> Written problem: Please pick out every line in the items below that contains the string "toxic", and copy each one unchanged.

----------

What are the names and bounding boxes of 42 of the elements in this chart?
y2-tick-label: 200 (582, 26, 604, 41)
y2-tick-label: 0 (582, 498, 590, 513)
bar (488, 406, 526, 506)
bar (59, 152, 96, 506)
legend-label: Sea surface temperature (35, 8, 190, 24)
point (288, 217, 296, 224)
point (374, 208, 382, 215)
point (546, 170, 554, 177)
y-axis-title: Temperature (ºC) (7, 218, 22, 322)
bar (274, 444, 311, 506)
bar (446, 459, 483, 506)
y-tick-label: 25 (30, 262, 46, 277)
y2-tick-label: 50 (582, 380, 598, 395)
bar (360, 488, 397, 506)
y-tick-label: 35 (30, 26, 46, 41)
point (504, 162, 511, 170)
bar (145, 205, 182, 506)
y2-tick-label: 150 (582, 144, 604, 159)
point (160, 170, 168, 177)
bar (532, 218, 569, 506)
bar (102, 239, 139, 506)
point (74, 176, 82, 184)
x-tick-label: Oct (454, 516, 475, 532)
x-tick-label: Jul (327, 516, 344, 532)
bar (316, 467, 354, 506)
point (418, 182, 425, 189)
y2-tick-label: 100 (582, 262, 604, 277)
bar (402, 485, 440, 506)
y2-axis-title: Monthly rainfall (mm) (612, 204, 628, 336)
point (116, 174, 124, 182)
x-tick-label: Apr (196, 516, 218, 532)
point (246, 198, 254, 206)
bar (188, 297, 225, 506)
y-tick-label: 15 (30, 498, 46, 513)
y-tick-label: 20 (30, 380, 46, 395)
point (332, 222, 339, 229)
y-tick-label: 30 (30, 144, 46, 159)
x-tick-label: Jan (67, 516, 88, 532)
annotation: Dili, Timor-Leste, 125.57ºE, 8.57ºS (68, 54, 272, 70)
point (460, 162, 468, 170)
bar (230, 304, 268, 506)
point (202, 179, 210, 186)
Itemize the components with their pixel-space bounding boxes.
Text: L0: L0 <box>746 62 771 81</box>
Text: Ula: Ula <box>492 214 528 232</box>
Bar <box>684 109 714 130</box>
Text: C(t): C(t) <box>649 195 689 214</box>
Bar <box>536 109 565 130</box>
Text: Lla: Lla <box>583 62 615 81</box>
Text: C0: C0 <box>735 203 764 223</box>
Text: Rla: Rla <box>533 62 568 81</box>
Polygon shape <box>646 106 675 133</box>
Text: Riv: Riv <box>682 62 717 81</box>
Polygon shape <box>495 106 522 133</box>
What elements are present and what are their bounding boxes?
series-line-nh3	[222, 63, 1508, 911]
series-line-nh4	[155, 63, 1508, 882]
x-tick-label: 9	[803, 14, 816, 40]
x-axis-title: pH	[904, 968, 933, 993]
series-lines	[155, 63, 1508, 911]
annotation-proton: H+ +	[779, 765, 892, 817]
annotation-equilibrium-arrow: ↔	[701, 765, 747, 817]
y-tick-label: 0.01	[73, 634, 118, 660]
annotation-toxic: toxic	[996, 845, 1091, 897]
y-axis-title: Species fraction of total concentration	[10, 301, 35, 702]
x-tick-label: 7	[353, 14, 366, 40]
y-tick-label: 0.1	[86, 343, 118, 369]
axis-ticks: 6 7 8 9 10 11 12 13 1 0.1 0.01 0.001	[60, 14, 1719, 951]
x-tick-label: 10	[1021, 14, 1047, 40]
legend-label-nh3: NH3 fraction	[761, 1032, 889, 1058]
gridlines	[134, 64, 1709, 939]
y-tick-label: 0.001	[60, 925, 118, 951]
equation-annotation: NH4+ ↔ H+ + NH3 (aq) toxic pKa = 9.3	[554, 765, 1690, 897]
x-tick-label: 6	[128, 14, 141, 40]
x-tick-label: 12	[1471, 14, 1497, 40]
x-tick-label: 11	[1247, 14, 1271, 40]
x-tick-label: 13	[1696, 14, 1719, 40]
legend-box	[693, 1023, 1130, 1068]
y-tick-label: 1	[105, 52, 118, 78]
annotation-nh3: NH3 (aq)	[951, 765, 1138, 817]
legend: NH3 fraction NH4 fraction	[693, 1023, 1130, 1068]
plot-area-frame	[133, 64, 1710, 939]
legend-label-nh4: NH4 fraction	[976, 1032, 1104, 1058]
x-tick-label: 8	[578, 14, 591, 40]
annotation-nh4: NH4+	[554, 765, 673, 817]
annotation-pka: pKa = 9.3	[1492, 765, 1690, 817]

----------

> Correct response:
annotation-toxic: toxic	[996, 845, 1091, 897]
equation-annotation: NH4+ ↔ H+ + NH3 (aq) toxic pKa = 9.3	[554, 765, 1690, 897]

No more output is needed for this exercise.